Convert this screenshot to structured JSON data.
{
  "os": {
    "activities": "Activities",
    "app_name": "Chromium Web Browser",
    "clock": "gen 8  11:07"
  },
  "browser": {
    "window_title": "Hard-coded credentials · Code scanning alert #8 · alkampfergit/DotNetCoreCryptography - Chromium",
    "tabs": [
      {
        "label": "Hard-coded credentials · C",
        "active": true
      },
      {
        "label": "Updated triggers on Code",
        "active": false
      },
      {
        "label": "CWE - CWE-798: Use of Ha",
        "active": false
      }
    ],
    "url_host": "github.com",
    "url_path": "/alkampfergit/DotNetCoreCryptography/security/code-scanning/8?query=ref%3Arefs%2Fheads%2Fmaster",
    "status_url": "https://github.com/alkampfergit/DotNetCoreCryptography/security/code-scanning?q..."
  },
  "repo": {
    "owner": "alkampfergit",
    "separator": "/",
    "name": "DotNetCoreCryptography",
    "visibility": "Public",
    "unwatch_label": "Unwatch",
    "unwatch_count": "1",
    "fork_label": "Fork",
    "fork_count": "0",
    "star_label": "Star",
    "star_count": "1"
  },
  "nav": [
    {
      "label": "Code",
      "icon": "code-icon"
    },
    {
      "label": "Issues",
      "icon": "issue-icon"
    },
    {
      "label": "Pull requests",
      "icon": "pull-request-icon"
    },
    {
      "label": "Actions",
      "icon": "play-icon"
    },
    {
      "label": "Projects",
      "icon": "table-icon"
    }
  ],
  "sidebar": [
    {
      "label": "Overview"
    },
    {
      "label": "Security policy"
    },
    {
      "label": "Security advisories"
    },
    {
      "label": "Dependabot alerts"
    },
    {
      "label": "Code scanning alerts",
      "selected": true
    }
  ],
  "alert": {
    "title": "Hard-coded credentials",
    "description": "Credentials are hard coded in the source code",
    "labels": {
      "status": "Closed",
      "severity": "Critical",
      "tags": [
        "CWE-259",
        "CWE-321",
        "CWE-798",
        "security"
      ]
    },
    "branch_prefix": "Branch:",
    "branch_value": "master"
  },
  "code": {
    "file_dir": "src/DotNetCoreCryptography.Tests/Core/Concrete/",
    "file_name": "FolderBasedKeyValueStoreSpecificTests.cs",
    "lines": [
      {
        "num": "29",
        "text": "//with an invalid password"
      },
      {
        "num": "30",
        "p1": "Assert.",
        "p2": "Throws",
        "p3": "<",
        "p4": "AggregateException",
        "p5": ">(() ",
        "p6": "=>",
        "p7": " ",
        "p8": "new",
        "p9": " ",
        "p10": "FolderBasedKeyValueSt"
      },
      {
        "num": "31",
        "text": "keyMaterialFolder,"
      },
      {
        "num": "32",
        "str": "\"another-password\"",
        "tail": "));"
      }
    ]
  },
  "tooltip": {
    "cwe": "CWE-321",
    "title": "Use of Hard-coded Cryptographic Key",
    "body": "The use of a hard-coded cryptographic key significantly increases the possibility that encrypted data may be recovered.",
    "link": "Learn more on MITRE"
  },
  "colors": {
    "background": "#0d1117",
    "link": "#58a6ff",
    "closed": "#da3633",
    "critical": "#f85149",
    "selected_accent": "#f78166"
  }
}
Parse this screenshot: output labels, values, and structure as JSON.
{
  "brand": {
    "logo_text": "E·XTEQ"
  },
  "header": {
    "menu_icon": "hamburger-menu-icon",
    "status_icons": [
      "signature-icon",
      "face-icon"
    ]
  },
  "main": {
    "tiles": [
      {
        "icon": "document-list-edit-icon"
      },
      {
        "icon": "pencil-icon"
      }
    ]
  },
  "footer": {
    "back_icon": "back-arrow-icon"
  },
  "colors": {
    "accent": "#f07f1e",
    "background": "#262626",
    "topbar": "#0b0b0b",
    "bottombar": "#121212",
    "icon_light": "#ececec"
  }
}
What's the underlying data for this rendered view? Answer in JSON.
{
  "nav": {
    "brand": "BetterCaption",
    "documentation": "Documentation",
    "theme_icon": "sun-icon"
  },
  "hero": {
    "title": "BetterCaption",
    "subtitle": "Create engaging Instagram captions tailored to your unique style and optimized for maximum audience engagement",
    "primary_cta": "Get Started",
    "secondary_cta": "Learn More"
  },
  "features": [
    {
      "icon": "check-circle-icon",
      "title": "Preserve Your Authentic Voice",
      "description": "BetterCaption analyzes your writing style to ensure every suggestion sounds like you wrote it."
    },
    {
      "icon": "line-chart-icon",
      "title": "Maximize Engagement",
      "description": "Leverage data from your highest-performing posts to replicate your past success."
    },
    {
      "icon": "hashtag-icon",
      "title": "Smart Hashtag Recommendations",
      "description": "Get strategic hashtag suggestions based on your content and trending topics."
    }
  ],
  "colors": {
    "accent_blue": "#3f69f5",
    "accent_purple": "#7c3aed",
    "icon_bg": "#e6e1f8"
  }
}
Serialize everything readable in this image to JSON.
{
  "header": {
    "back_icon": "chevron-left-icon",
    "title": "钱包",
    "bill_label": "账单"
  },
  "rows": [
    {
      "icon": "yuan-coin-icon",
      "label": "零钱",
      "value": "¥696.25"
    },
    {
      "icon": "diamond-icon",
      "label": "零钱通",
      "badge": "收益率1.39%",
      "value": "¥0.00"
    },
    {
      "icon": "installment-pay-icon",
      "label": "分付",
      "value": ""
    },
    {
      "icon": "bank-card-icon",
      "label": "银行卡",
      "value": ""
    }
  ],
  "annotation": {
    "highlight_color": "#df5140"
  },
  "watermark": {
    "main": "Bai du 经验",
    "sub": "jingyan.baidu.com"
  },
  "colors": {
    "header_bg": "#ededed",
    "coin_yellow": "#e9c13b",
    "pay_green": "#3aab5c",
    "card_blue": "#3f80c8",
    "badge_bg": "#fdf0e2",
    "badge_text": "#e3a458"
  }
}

------------------------------------------------------------

Extract all of the data above without altering anything.

Convert this screenshot to structured JSON data.
{
  "os": {
    "activities": "Activities",
    "app_name": "Chromium Web Browser",
    "clock": "gen 8  11:07"
  },
  "browser": {
    "window_title": "Hard-coded credentials · Code scanning alert #8 · alkampfergit/DotNetCoreCryptography - Chromium",
    "tabs": [
      {
        "label": "Hard-coded credentials · C",
        "active": true
      },
      {
        "label": "Updated triggers on Code",
        "active": false
      },
      {
        "label": "CWE - CWE-798: Use of Ha",
        "active": false
      }
    ],
    "url_host": "github.com",
    "url_path": "/alkampfergit/DotNetCoreCryptography/security/code-scanning/8?query=ref%3Arefs%2Fheads%2Fmaster",
    "status_url": "https://github.com/alkampfergit/DotNetCoreCryptography/security/code-scanning?q..."
  },
  "repo": {
    "owner": "alkampfergit",
    "separator": "/",
    "name": "DotNetCoreCryptography",
    "visibility": "Public",
    "unwatch_label": "Unwatch",
    "unwatch_count": "1",
    "fork_label": "Fork",
    "fork_count": "0",
    "star_label": "Star",
    "star_count": "1"
  },
  "nav": [
    {
      "label": "Code",
      "icon": "code-icon"
    },
    {
      "label": "Issues",
      "icon": "issue-icon"
    },
    {
      "label": "Pull requests",
      "icon": "pull-request-icon"
    },
    {
      "label": "Actions",
      "icon": "play-icon"
    },
    {
      "label": "Projects",
      "icon": "table-icon"
    }
  ],
  "sidebar": [
    {
      "label": "Overview"
    },
    {
      "label": "Security policy"
    },
    {
      "label": "Security advisories"
    },
    {
      "label": "Dependabot alerts"
    },
    {
      "label": "Code scanning alerts",
      "selected": true
    }
  ],
  "alert": {
    "title": "Hard-coded credentials",
    "description": "Credentials are hard coded in the source code",
    "labels": {
      "status": "Closed",
      "severity": "Critical",
      "tags": [
        "CWE-259",
        "CWE-321",
        "CWE-798",
        "security"
      ]
    },
    "branch_prefix": "Branch:",
    "branch_value": "master"
  },
  "code": {
    "file_dir": "src/DotNetCoreCryptography.Tests/Core/Concrete/",
    "file_name": "FolderBasedKeyValueStoreSpecificTests.cs",
    "lines": [
      {
        "num": "29",
        "text": "//with an invalid password"
      },
      {
        "num": "30",
        "p1": "Assert.",
        "p2": "Throws",
        "p3": "<",
        "p4": "AggregateException",
        "p5": ">(() ",
        "p6": "=>",
        "p7": " ",
        "p8": "new",
        "p9": " ",
        "p10": "FolderBasedKeyValueSt"
      },
      {
        "num": "31",
        "text": "keyMaterialFolder,"
      },
      {
        "num": "32",
        "str": "\"another-password\"",
        "tail": "));"
      }
    ]
  },
  "tooltip": {
    "cwe": "CWE-321",
    "title": "Use of Hard-coded Cryptographic Key",
    "body": "The use of a hard-coded cryptographic key significantly increases the possibility that encrypted data may be recovered.",
    "link": "Learn more on MITRE"
  },
  "colors": {
    "background": "#0d1117",
    "link": "#58a6ff",
    "closed": "#da3633",
    "critical": "#f85149",
    "selected_accent": "#f78166"
  }
}
Parse this screenshot: output labels, values, and structure as JSON.
{
  "brand": {
    "logo_text": "E·XTEQ"
  },
  "header": {
    "menu_icon": "hamburger-menu-icon",
    "status_icons": [
      "signature-icon",
      "face-icon"
    ]
  },
  "main": {
    "tiles": [
      {
        "icon": "document-list-edit-icon"
      },
      {
        "icon": "pencil-icon"
      }
    ]
  },
  "footer": {
    "back_icon": "back-arrow-icon"
  },
  "colors": {
    "accent": "#f07f1e",
    "background": "#262626",
    "topbar": "#0b0b0b",
    "bottombar": "#121212",
    "icon_light": "#ececec"
  }
}
What's the underlying data for this rendered view? Answer in JSON.
{
  "nav": {
    "brand": "BetterCaption",
    "documentation": "Documentation",
    "theme_icon": "sun-icon"
  },
  "hero": {
    "title": "BetterCaption",
    "subtitle": "Create engaging Instagram captions tailored to your unique style and optimized for maximum audience engagement",
    "primary_cta": "Get Started",
    "secondary_cta": "Learn More"
  },
  "features": [
    {
      "icon": "check-circle-icon",
      "title": "Preserve Your Authentic Voice",
      "description": "BetterCaption analyzes your writing style to ensure every suggestion sounds like you wrote it."
    },
    {
      "icon": "line-chart-icon",
      "title": "Maximize Engagement",
      "description": "Leverage data from your highest-performing posts to replicate your past success."
    },
    {
      "icon": "hashtag-icon",
      "title": "Smart Hashtag Recommendations",
      "description": "Get strategic hashtag suggestions based on your content and trending topics."
    }
  ],
  "colors": {
    "accent_blue": "#3f69f5",
    "accent_purple": "#7c3aed",
    "icon_bg": "#e6e1f8"
  }
}
Serialize everything readable in this image to JSON.
{
  "header": {
    "back_icon": "chevron-left-icon",
    "title": "钱包",
    "bill_label": "账单"
  },
  "rows": [
    {
      "icon": "yuan-coin-icon",
      "label": "零钱",
      "value": "¥696.25"
    },
    {
      "icon": "diamond-icon",
      "label": "零钱通",
      "badge": "收益率1.39%",
      "value": "¥0.00"
    },
    {
      "icon": "installment-pay-icon",
      "label": "分付",
      "value": ""
    },
    {
      "icon": "bank-card-icon",
      "label": "银行卡",
      "value": ""
    }
  ],
  "annotation": {
    "highlight_color": "#df5140"
  },
  "watermark": {
    "main": "Bai du 经验",
    "sub": "jingyan.baidu.com"
  },
  "colors": {
    "header_bg": "#ededed",
    "coin_yellow": "#e9c13b",
    "pay_green": "#3aab5c",
    "card_blue": "#3f80c8",
    "badge_bg": "#fdf0e2",
    "badge_text": "#e3a458"
  }
}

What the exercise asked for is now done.